= DATA TO PROCESS =
◇ ◇ ◇ ◇ ◇
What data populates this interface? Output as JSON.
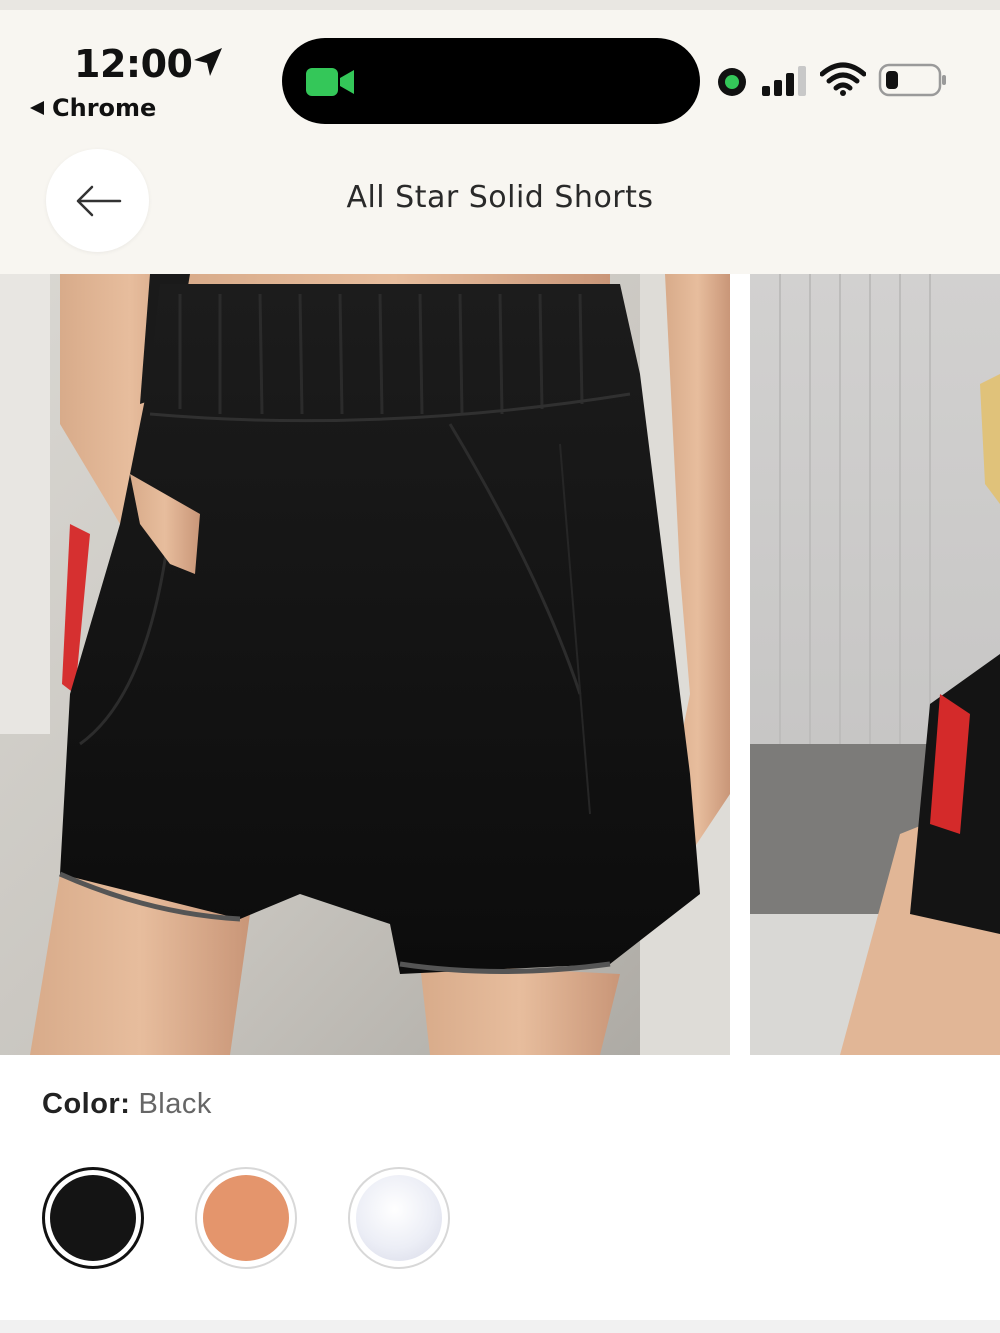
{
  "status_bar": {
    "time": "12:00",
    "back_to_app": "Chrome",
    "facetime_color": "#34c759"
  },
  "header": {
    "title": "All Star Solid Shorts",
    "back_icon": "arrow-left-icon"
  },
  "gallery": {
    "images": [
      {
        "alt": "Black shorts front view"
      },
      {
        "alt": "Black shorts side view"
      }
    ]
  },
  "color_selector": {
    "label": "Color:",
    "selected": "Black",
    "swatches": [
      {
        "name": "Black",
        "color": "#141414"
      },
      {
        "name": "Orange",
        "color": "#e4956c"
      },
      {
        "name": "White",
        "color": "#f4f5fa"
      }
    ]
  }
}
◇ ◇ ◇ ◇ ◇
= GIVEN TASK =
Return all of the entries exactly as written, but drop any pictures they hold.

= TASK RESULT =
What data populates this interface? Output as JSON.
{
  "status_bar": {
    "time": "12:00",
    "back_to_app": "Chrome",
    "facetime_color": "#34c759"
  },
  "header": {
    "title": "All Star Solid Shorts",
    "back_icon": "arrow-left-icon"
  },
  "gallery": {
    "images": [
      {
        "alt": "Black shorts front view"
      },
      {
        "alt": "Black shorts side view"
      }
    ]
  },
  "color_selector": {
    "label": "Color:",
    "selected": "Black",
    "swatches": [
      {
        "name": "Black",
        "color": "#141414"
      },
      {
        "name": "Orange",
        "color": "#e4956c"
      },
      {
        "name": "White",
        "color": "#f4f5fa"
      }
    ]
  }
}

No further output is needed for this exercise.